All lines holding the string "Baltimore" are to be shown.

------------------------------------

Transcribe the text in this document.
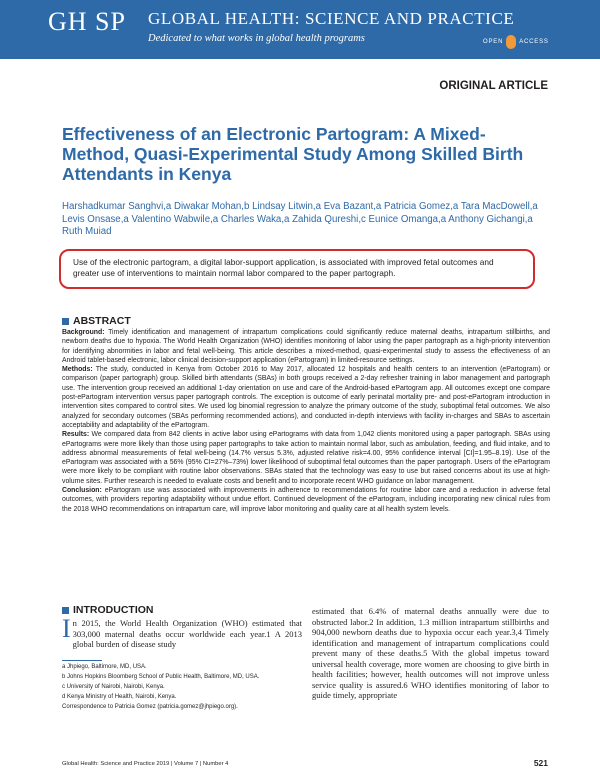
GH SP GLOBAL HEALTH: SCIENCE AND PRACTICE
Dedicated to what works in global health programs	OPEN	ACCESS
ORIGINAL ARTICLE
Effectiveness of an Electronic Partogram: A Mixed-Method, Quasi-Experimental Study Among Skilled Birth Attendants in Kenya
Harshadkumar Sanghvi,a Diwakar Mohan,b Lindsay Litwin,a Eva Bazant,a Patricia Gomez,a Tara MacDowell,a Levis Onsase,a Valentino Wabwile,a Charles Waka,a Zahida Qureshi,c Eunice Omanga,a Anthony Gichangi,a Ruth Muiad
Use of the electronic partogram, a digital labor-support application, is associated with improved fetal outcomes and greater use of interventions to maintain normal labor compared to the paper partograph.
ABSTRACT

Background: Timely identification and management of intrapartum complications could significantly reduce maternal deaths, intrapartum stillbirths, and newborn deaths due to hypoxia. The World Health Organization (WHO) identifies monitoring of labor using the paper partograph as a high-priority intervention for identifying abnormities in labor and fetal well-being. This article describes a mixed-method, quasi-experimental study to assess the effectiveness of an Android tablet-based electronic, labor clinical decision-support application (ePartogram) in limited-resource settings.

Methods: The study, conducted in Kenya from October 2016 to May 2017, allocated 12 hospitals and health centers to an intervention (ePartogram) or comparison (paper partograph) group. Skilled birth attendants (SBAs) in both groups received a 2-day refresher training in labor management and partograph use. The intervention group received an additional 1-day orientation on use and care of the Android-based ePartogram app. All outcomes except one compare post-ePartogram intervention versus paper partograph controls. The exception is outcome of early perinatal mortality pre- and post-ePartogram introduction in intervention sites compared to control sites. We used log binomial regression to analyze the primary outcome of the study, suboptimal fetal outcomes. We also analyzed for secondary outcomes (SBAs performing recommended actions), and conducted in-depth interviews with facility in-charges and SBAs to ascertain acceptability and adaptability of the ePartogram.

Results: We compared data from 842 clients in active labor using ePartograms with data from 1,042 clients monitored using a paper partograph. SBAs using ePartograms were more likely than those using paper partographs to take action to maintain normal labor, such as ambulation, feeding, and fluid intake, and to address abnormal measurements of fetal well-being (14.7% versus 5.3%, adjusted relative risk=4.00, 95% confidence interval [CI]=1.95–8.19). Use of the ePartogram was associated with a 56% (95% CI=27%–73%) lower likelihood of suboptimal fetal outcomes than the paper partograph. Users of the ePartogram were more likely to be compliant with routine labor observations. SBAs stated that the technology was easy to use but raised concerns about its use at high-volume sites. Further research is needed to evaluate costs and benefit and to incorporate recent WHO guidance on labor management.

Conclusion: ePartogram use was associated with improvements in adherence to recommendations for routine labor care and a reduction in adverse fetal outcomes, with providers reporting adaptability without undue effort. Continued development of the ePartogram, including incorporating new clinical rules from the 2018 WHO recommendations on intrapartum care, will improve labor monitoring and quality care at all health system levels.

INTRODUCTION
In 2015, the World Health Organization (WHO) estimated that 303,000 maternal deaths occur worldwide each year.1 A 2013 global burden of disease study
a Jhpiego, Baltimore, MD, USA.
b Johns Hopkins Bloomberg School of Public Health, Baltimore, MD, USA.
c University of Nairobi, Nairobi, Kenya.
d Kenya Ministry of Health, Nairobi, Kenya.
Correspondence to Patricia Gomez (patricia.gomez@jhpiego.org).
estimated that 6.4% of maternal deaths annually were due to obstructed labor.2 In addition, 1.3 million intrapartum stillbirths and 904,000 newborn deaths due to hypoxia occur each year.3,4 Timely identification and management of intrapartum complications could prevent many of these deaths.5 With the global impetus toward universal health coverage, more women are choosing to give birth in health facilities; however, health outcomes will not improve unless service quality is assured.6 WHO identifies monitoring of labor to guide timely, appropriate
Global Health: Science and Practice 2019 | Volume 7 | Number 4	521
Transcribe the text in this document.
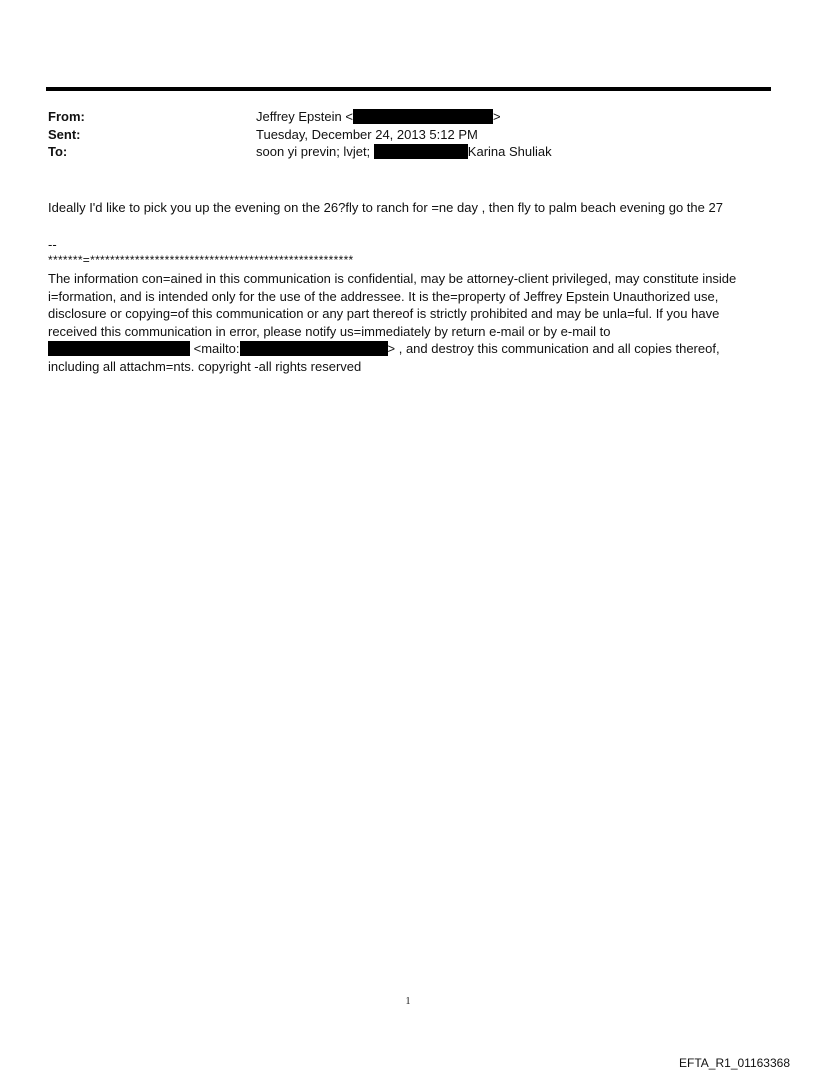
From:	Jeffrey Epstein <	>
Sent:	Tuesday, December 24, 2013 5:12 PM
To:	soon yi previn; lvjet;	Karina Shuliak
Ideally I'd like to pick you up the evening on the 26?fly to ranch for =ne day , then fly to palm beach evening go the 27
--
*******=*****************************************************

The information con=ained in this communication is confidential, may be attorney-client privileged, may constitute inside i=formation, and is intended only for the use of the addressee. It is the=property of Jeffrey Epstein Unauthorized use, disclosure or copying=of this communication or any part thereof is strictly prohibited and may be unla=ful. If you have received this communication in error, please notify us=immediately by return e-mail or by e-mail to

<mailto:	> , and destroy this communication and all copies thereof,

including all attachm=nts. copyright -all rights reserved

1
EFTA_R1_01163368
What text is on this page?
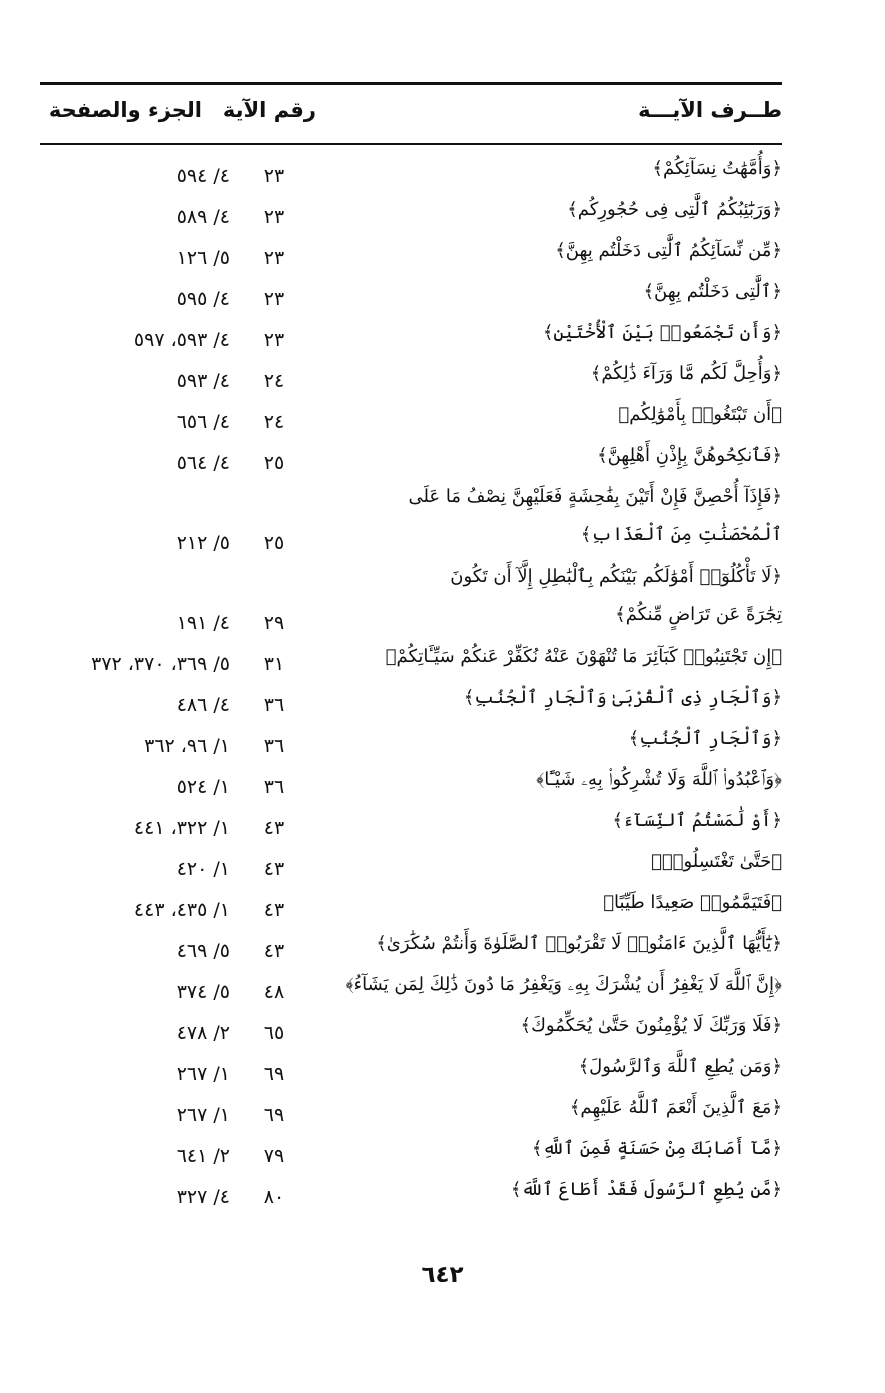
طــرف الآيـــة
رقم الآية
الجزء والصفحة
﴿وَأُمَّهَٰتُ نِسَآئِكُمْ﴾
٢٣
٤/ ٥٩٤
﴿وَرَبَٰٓئِبُكُمُ ٱلَّٰتِى فِى حُجُورِكُم﴾
٢٣
٤/ ٥٨٩
﴿مِّن نِّسَآئِكُمُ ٱلَّٰتِى دَخَلْتُم بِهِنَّ﴾
٢٣
٥/ ١٢٦
﴿ٱلَّٰتِى دَخَلْتُم بِهِنَّ﴾
٢٣
٤/ ٥٩٥
﴿وَأَن تَجْمَعُوا۟ بَيْنَ ٱلْأُخْتَيْنِ﴾
٢٣
٤/ ٥٩٣، ٥٩٧
﴿وَأُحِلَّ لَكُم مَّا وَرَآءَ ذَٰلِكُمْ﴾
٢٤
٤/ ٥٩٣
﴿أَن تَبْتَغُوا۟ بِأَمْوَٰلِكُم﴾
٢٤
٤/ ٦٥٦
﴿فَٱنكِحُوهُنَّ بِإِذْنِ أَهْلِهِنَّ﴾
٢٥
٤/ ٥٦٤
﴿فَإِذَآ أُحْصِنَّ فَإِنْ أَتَيْنَ بِفَٰحِشَةٍ فَعَلَيْهِنَّ نِصْفُ مَا عَلَى
ٱلْمُحْصَنَٰتِ مِنَ ٱلْعَذَابِ﴾
٢٥
٥/ ٢١٢
﴿لَا تَأْكُلُوٓا۟ أَمْوَٰلَكُم بَيْنَكُم بِٱلْبَٰطِلِ إِلَّآ أَن تَكُونَ
تِجَٰرَةً عَن تَرَاضٍ مِّنكُمْ﴾
٢٩
٤/ ١٩١
﴿إِن تَجْتَنِبُوا۟ كَبَآئِرَ مَا تُنْهَوْنَ عَنْهُ نُكَفِّرْ عَنكُمْ سَيِّـَٔاتِكُمْ﴾
٣١
٥/ ٣٦٩، ٣٧٠، ٣٧٢
﴿وَٱلْجَارِ ذِى ٱلْقُرْبَىٰ وَٱلْجَارِ ٱلْجُنُبِ﴾
٣٦
٤/ ٤٨٦
﴿وَٱلْجَارِ ٱلْجُنُبِ﴾
٣٦
١/ ٩٦، ٣٦٢
﴿وَٱعْبُدُوا۟ ٱللَّهَ وَلَا تُشْرِكُوا۟ بِهِۦ شَيْـًٔا﴾
٣٦
١/ ٥٢٤
﴿أَوْ لَٰمَسْتُمُ ٱلنِّسَآءَ﴾
٤٣
١/ ٣٢٢، ٤٤١
﴿حَتَّىٰ تَغْتَسِلُوا۟﴾
٤٣
١/ ٤٢٠
﴿فَتَيَمَّمُوا۟ صَعِيدًا طَيِّبًا﴾
٤٣
١/ ٤٣٥، ٤٤٣
﴿يَٰٓأَيُّهَا ٱلَّذِينَ ءَامَنُوا۟ لَا تَقْرَبُوا۟ ٱلصَّلَوٰةَ وَأَنتُمْ سُكَٰرَىٰ﴾
٤٣
٥/ ٤٦٩
﴿إِنَّ ٱللَّهَ لَا يَغْفِرُ أَن يُشْرَكَ بِهِۦ وَيَغْفِرُ مَا دُونَ ذَٰلِكَ لِمَن يَشَآءُ﴾
٤٨
٥/ ٣٧٤
﴿فَلَا وَرَبِّكَ لَا يُؤْمِنُونَ حَتَّىٰ يُحَكِّمُوكَ﴾
٦٥
٢/ ٤٧٨
﴿وَمَن يُطِعِ ٱللَّهَ وَٱلرَّسُولَ﴾
٦٩
١/ ٢٦٧
﴿مَعَ ٱلَّذِينَ أَنْعَمَ ٱللَّهُ عَلَيْهِم﴾
٦٩
١/ ٢٦٧
﴿مَّآ أَصَابَكَ مِنْ حَسَنَةٍ فَمِنَ ٱللَّهِ﴾
٧٩
٢/ ٦٤١
﴿مَّن يُطِعِ ٱلرَّسُولَ فَقَدْ أَطَاعَ ٱللَّهَ﴾
٨٠
٤/ ٣٢٧
٦٤٢
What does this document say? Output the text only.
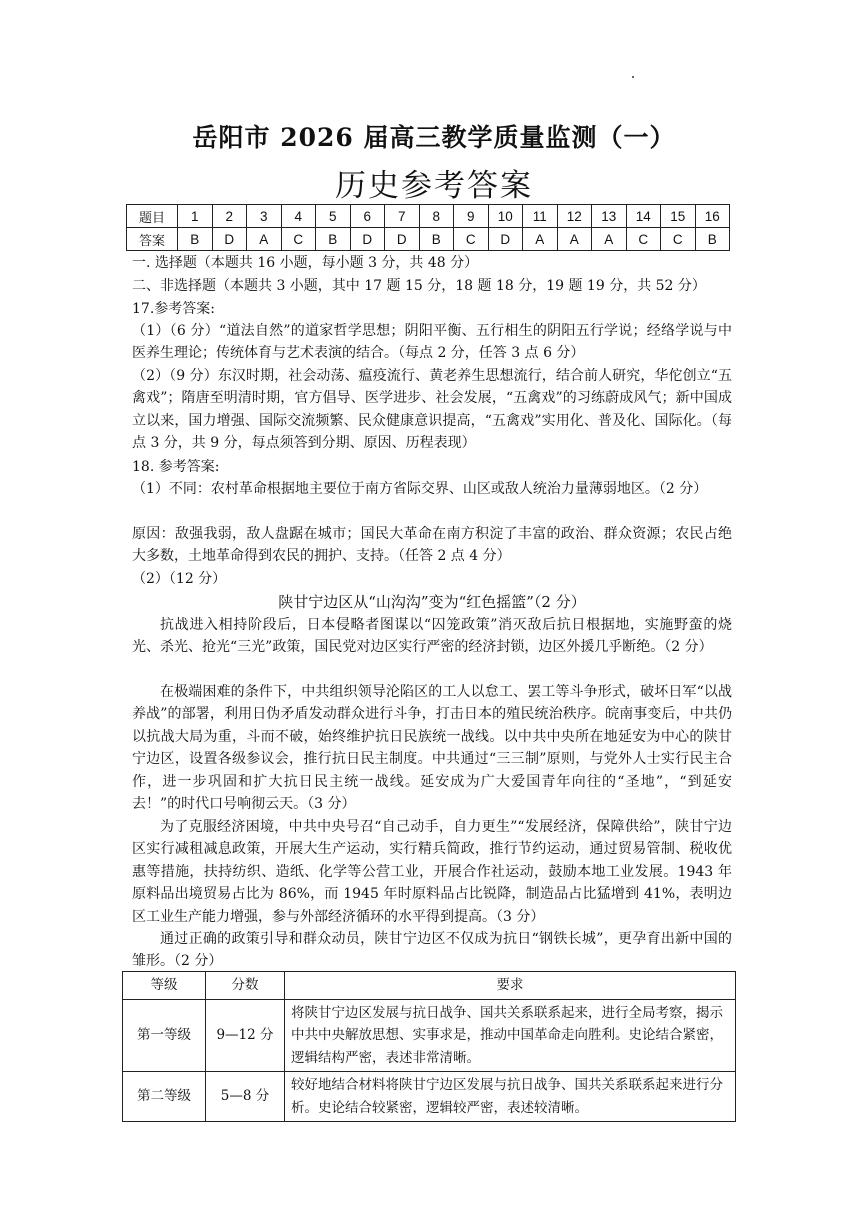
岳阳市 2026 届高三教学质量监测（一）
历史参考答案
题目	1	2	3	4	5	6	7	8	9	10	11	12	13	14	15	16
答案	B	D	A	C	B	D	D	B	C	D	A	A	A	C	C	B
一. 选择题（本题共 16 小题，每小题 3 分，共 48 分）
二、非选择题（本题共 3 小题，其中 17 题 15 分，18 题 18 分，19 题 19 分，共 52 分）
17.参考答案:
（1）（6 分）“道法自然”的道家哲学思想；阴阳平衡、五行相生的阴阳五行学说；经络学说与中医养生理论；传统体育与艺术表演的结合。（每点 2 分，任答 3 点 6 分）
（2）（9 分）东汉时期，社会动荡、瘟疫流行、黄老养生思想流行，结合前人研究，华佗创立“五禽戏”；隋唐至明清时期，官方倡导、医学进步、社会发展，“五禽戏”的习练蔚成风气；新中国成立以来，国力增强、国际交流频繁、民众健康意识提高，“五禽戏”实用化、普及化、国际化。（每点 3 分，共 9 分，每点须答到分期、原因、历程表现）
18. 参考答案:
（1）不同：农村革命根据地主要位于南方省际交界、山区或敌人统治力量薄弱地区。（2 分）
原因：敌强我弱，敌人盘踞在城市；国民大革命在南方积淀了丰富的政治、群众资源；农民占绝大多数，土地革命得到农民的拥护、支持。（任答 2 点 4 分）
（2）（12 分）
陕甘宁边区从“山沟沟”变为“红色摇篮”（2 分）
抗战进入相持阶段后，日本侵略者图谋以“囚笼政策”消灭敌后抗日根据地，实施野蛮的烧光、杀光、抢光“三光”政策，国民党对边区实行严密的经济封锁，边区外援几乎断绝。（2 分）
在极端困难的条件下，中共组织领导沦陷区的工人以怠工、罢工等斗争形式，破坏日军“以战养战”的部署，利用日伪矛盾发动群众进行斗争，打击日本的殖民统治秩序。皖南事变后，中共仍以抗战大局为重，斗而不破，始终维护抗日民族统一战线。以中共中央所在地延安为中心的陕甘宁边区，设置各级参议会，推行抗日民主制度。中共通过“三三制”原则，与党外人士实行民主合作，进一步巩固和扩大抗日民主统一战线。延安成为广大爱国青年向往的“圣地”，“到延安去！”的时代口号响彻云天。（3 分）
为了克服经济困境，中共中央号召“自己动手，自力更生”“发展经济，保障供给”，陕甘宁边区实行减租减息政策，开展大生产运动，实行精兵简政，推行节约运动，通过贸易管制、税收优惠等措施，扶持纺织、造纸、化学等公营工业，开展合作社运动，鼓励本地工业发展。1943 年原料品出境贸易占比为 86%，而 1945 年时原料品占比锐降，制造品占比猛增到 41%，表明边区工业生产能力增强，参与外部经济循环的水平得到提高。（3 分）
通过正确的政策引导和群众动员，陕甘宁边区不仅成为抗日“钢铁长城”，更孕育出新中国的雏形。（2 分）
等级	分数	要求
第一等级	9—12 分	将陕甘宁边区发展与抗日战争、国共关系联系起来，进行全局考察，揭示中共中央解放思想、实事求是，推动中国革命走向胜利。史论结合紧密，逻辑结构严密，表述非常清晰。
第二等级	5—8 分	较好地结合材料将陕甘宁边区发展与抗日战争、国共关系联系起来进行分析。史论结合较紧密，逻辑较严密，表述较清晰。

------------------------------------

## ANSWER FOR THIS EXERCISE
a Jhpiego, Baltimore, MD, USA.
b Johns Hopkins Bloomberg School of Public Health, Baltimore, MD, USA.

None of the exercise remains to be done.